**What is expected:**
Please repeat all of the lines that follow, exactly as written.

Dataset items:
########################################

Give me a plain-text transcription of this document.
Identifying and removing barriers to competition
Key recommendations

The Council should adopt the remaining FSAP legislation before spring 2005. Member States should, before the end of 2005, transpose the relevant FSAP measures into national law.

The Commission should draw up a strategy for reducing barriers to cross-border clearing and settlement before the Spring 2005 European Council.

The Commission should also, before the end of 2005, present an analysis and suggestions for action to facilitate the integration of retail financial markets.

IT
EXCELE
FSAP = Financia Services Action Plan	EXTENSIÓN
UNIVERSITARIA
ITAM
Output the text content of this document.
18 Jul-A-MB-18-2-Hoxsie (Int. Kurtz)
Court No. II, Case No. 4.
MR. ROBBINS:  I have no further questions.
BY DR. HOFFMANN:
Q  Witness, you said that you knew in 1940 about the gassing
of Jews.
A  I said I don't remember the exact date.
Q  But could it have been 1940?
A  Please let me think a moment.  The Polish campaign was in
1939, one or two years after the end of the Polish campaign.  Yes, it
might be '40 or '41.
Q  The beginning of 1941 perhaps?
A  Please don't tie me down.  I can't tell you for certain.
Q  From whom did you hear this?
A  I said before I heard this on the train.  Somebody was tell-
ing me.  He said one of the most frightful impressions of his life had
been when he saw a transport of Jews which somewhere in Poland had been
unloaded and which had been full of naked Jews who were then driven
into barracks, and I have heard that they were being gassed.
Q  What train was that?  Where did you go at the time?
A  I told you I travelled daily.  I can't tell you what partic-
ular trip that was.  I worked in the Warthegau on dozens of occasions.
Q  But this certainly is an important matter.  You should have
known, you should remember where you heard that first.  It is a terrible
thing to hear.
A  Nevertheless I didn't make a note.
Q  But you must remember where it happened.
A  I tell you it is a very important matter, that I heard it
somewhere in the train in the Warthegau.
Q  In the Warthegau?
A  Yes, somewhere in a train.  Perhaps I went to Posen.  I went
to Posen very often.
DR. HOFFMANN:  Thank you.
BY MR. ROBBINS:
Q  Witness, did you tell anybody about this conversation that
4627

########################################

**Written response:**
Give me a plain-text transcription of this document.
Identifying and removing barriers to competition
Key recommendations

The Council should adopt the remaining FSAP legislation before spring 2005. Member States should, before the end of 2005, transpose the relevant FSAP measures into national law.

The Commission should draw up a strategy for reducing barriers to cross-border clearing and settlement before the Spring 2005 European Council.

The Commission should also, before the end of 2005, present an analysis and suggestions for action to facilitate the integration of retail financial markets.

IT
EXCELE
FSAP = Financia Services Action Plan	EXTENSIÓN
UNIVERSITARIA
ITAM
Output the text content of this document.
18 Jul-A-MB-18-2-Hoxsie (Int. Kurtz)
Court No. II, Case No. 4.
MR. ROBBINS:  I have no further questions.
BY DR. HOFFMANN:
Q  Witness, you said that you knew in 1940 about the gassing
of Jews.
A  I said I don't remember the exact date.
Q  But could it have been 1940?
A  Please let me think a moment.  The Polish campaign was in
1939, one or two years after the end of the Polish campaign.  Yes, it
might be '40 or '41.
Q  The beginning of 1941 perhaps?
A  Please don't tie me down.  I can't tell you for certain.
Q  From whom did you hear this?
A  I said before I heard this on the train.  Somebody was tell-
ing me.  He said one of the most frightful impressions of his life had
been when he saw a transport of Jews which somewhere in Poland had been
unloaded and which had been full of naked Jews who were then driven
into barracks, and I have heard that they were being gassed.
Q  What train was that?  Where did you go at the time?
A  I told you I travelled daily.  I can't tell you what partic-
ular trip that was.  I worked in the Warthegau on dozens of occasions.
Q  But this certainly is an important matter.  You should have
known, you should remember where you heard that first.  It is a terrible
thing to hear.
A  Nevertheless I didn't make a note.
Q  But you must remember where it happened.
A  I tell you it is a very important matter, that I heard it
somewhere in the train in the Warthegau.
Q  In the Warthegau?
A  Yes, somewhere in a train.  Perhaps I went to Posen.  I went
to Posen very often.
DR. HOFFMANN:  Thank you.
BY MR. ROBBINS:
Q  Witness, did you tell anybody about this conversation that
4627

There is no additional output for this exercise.